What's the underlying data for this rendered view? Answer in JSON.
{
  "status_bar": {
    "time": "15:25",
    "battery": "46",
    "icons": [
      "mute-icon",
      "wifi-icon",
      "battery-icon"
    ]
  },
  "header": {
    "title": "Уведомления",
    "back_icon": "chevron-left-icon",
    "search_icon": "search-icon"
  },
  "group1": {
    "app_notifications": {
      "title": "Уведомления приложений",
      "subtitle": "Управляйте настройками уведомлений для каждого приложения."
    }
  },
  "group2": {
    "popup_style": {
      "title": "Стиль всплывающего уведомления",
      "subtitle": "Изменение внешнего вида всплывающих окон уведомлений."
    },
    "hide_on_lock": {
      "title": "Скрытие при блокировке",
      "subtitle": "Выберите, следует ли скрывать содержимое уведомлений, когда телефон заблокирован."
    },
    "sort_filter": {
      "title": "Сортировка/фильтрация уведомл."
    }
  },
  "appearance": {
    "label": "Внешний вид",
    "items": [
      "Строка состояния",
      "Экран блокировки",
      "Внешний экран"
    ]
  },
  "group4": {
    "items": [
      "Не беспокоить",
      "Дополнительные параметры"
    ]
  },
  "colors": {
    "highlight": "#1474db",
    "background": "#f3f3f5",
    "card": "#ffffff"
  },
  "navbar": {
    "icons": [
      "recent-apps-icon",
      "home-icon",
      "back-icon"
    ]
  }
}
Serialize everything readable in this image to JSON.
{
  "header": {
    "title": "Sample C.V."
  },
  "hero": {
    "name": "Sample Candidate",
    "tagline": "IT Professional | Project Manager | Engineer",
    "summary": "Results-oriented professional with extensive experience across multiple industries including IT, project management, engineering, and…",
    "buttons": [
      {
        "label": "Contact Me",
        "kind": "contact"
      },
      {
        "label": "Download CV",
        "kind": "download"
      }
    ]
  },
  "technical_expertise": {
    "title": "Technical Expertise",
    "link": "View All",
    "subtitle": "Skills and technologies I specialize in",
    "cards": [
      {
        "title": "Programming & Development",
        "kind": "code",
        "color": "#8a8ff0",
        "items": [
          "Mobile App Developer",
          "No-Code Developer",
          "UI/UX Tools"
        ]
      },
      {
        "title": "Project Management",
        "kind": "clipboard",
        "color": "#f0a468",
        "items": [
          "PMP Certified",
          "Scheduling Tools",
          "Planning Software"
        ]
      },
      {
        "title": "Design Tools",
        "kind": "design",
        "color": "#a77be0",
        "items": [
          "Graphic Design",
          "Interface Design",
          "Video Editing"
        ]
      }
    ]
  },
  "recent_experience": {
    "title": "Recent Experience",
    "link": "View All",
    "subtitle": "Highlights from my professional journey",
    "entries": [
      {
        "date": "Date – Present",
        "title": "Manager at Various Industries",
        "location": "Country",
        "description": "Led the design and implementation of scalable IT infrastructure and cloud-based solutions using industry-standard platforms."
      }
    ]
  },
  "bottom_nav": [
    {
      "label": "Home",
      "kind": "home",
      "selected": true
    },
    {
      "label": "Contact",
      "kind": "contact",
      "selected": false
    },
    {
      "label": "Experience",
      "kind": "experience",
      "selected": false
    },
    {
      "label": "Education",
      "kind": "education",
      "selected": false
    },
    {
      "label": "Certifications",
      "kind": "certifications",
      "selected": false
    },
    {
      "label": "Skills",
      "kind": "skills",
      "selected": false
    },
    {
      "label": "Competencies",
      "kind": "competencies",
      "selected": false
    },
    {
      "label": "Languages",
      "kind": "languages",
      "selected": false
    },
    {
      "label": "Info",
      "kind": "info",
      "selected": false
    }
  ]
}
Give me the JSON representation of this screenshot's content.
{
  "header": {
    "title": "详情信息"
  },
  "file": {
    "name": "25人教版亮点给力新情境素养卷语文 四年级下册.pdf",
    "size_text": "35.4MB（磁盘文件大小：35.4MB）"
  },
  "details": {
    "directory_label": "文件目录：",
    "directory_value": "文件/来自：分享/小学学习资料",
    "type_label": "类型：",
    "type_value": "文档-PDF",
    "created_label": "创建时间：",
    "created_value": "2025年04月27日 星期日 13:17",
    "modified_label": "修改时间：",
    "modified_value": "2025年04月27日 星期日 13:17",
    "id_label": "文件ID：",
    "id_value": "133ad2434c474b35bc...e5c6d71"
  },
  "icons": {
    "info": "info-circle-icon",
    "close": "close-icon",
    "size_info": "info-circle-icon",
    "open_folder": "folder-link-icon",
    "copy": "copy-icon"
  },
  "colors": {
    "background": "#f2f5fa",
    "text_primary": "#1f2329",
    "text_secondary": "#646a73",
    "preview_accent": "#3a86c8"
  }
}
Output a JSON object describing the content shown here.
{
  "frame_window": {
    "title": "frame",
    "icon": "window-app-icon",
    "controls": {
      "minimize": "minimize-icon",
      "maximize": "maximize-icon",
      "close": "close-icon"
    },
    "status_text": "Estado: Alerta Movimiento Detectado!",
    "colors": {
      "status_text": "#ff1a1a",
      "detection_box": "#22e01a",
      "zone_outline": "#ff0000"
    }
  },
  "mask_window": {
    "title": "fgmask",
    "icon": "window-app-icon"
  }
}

_ _ _

Short problem:
Go through the listing above and restate it word for word.

Result below:
What's the underlying data for this rendered view? Answer in JSON.
{
  "status_bar": {
    "time": "15:25",
    "battery": "46",
    "icons": [
      "mute-icon",
      "wifi-icon",
      "battery-icon"
    ]
  },
  "header": {
    "title": "Уведомления",
    "back_icon": "chevron-left-icon",
    "search_icon": "search-icon"
  },
  "group1": {
    "app_notifications": {
      "title": "Уведомления приложений",
      "subtitle": "Управляйте настройками уведомлений для каждого приложения."
    }
  },
  "group2": {
    "popup_style": {
      "title": "Стиль всплывающего уведомления",
      "subtitle": "Изменение внешнего вида всплывающих окон уведомлений."
    },
    "hide_on_lock": {
      "title": "Скрытие при блокировке",
      "subtitle": "Выберите, следует ли скрывать содержимое уведомлений, когда телефон заблокирован."
    },
    "sort_filter": {
      "title": "Сортировка/фильтрация уведомл."
    }
  },
  "appearance": {
    "label": "Внешний вид",
    "items": [
      "Строка состояния",
      "Экран блокировки",
      "Внешний экран"
    ]
  },
  "group4": {
    "items": [
      "Не беспокоить",
      "Дополнительные параметры"
    ]
  },
  "colors": {
    "highlight": "#1474db",
    "background": "#f3f3f5",
    "card": "#ffffff"
  },
  "navbar": {
    "icons": [
      "recent-apps-icon",
      "home-icon",
      "back-icon"
    ]
  }
}
Serialize everything readable in this image to JSON.
{
  "header": {
    "title": "Sample C.V."
  },
  "hero": {
    "name": "Sample Candidate",
    "tagline": "IT Professional | Project Manager | Engineer",
    "summary": "Results-oriented professional with extensive experience across multiple industries including IT, project management, engineering, and…",
    "buttons": [
      {
        "label": "Contact Me",
        "kind": "contact"
      },
      {
        "label": "Download CV",
        "kind": "download"
      }
    ]
  },
  "technical_expertise": {
    "title": "Technical Expertise",
    "link": "View All",
    "subtitle": "Skills and technologies I specialize in",
    "cards": [
      {
        "title": "Programming & Development",
        "kind": "code",
        "color": "#8a8ff0",
        "items": [
          "Mobile App Developer",
          "No-Code Developer",
          "UI/UX Tools"
        ]
      },
      {
        "title": "Project Management",
        "kind": "clipboard",
        "color": "#f0a468",
        "items": [
          "PMP Certified",
          "Scheduling Tools",
          "Planning Software"
        ]
      },
      {
        "title": "Design Tools",
        "kind": "design",
        "color": "#a77be0",
        "items": [
          "Graphic Design",
          "Interface Design",
          "Video Editing"
        ]
      }
    ]
  },
  "recent_experience": {
    "title": "Recent Experience",
    "link": "View All",
    "subtitle": "Highlights from my professional journey",
    "entries": [
      {
        "date": "Date – Present",
        "title": "Manager at Various Industries",
        "location": "Country",
        "description": "Led the design and implementation of scalable IT infrastructure and cloud-based solutions using industry-standard platforms."
      }
    ]
  },
  "bottom_nav": [
    {
      "label": "Home",
      "kind": "home",
      "selected": true
    },
    {
      "label": "Contact",
      "kind": "contact",
      "selected": false
    },
    {
      "label": "Experience",
      "kind": "experience",
      "selected": false
    },
    {
      "label": "Education",
      "kind": "education",
      "selected": false
    },
    {
      "label": "Certifications",
      "kind": "certifications",
      "selected": false
    },
    {
      "label": "Skills",
      "kind": "skills",
      "selected": false
    },
    {
      "label": "Competencies",
      "kind": "competencies",
      "selected": false
    },
    {
      "label": "Languages",
      "kind": "languages",
      "selected": false
    },
    {
      "label": "Info",
      "kind": "info",
      "selected": false
    }
  ]
}
Give me the JSON representation of this screenshot's content.
{
  "header": {
    "title": "详情信息"
  },
  "file": {
    "name": "25人教版亮点给力新情境素养卷语文 四年级下册.pdf",
    "size_text": "35.4MB（磁盘文件大小：35.4MB）"
  },
  "details": {
    "directory_label": "文件目录：",
    "directory_value": "文件/来自：分享/小学学习资料",
    "type_label": "类型：",
    "type_value": "文档-PDF",
    "created_label": "创建时间：",
    "created_value": "2025年04月27日 星期日 13:17",
    "modified_label": "修改时间：",
    "modified_value": "2025年04月27日 星期日 13:17",
    "id_label": "文件ID：",
    "id_value": "133ad2434c474b35bc...e5c6d71"
  },
  "icons": {
    "info": "info-circle-icon",
    "close": "close-icon",
    "size_info": "info-circle-icon",
    "open_folder": "folder-link-icon",
    "copy": "copy-icon"
  },
  "colors": {
    "background": "#f2f5fa",
    "text_primary": "#1f2329",
    "text_secondary": "#646a73",
    "preview_accent": "#3a86c8"
  }
}
Output a JSON object describing the content shown here.
{
  "frame_window": {
    "title": "frame",
    "icon": "window-app-icon",
    "controls": {
      "minimize": "minimize-icon",
      "maximize": "maximize-icon",
      "close": "close-icon"
    },
    "status_text": "Estado: Alerta Movimiento Detectado!",
    "colors": {
      "status_text": "#ff1a1a",
      "detection_box": "#22e01a",
      "zone_outline": "#ff0000"
    }
  },
  "mask_window": {
    "title": "fgmask",
    "icon": "window-app-icon"
  }
}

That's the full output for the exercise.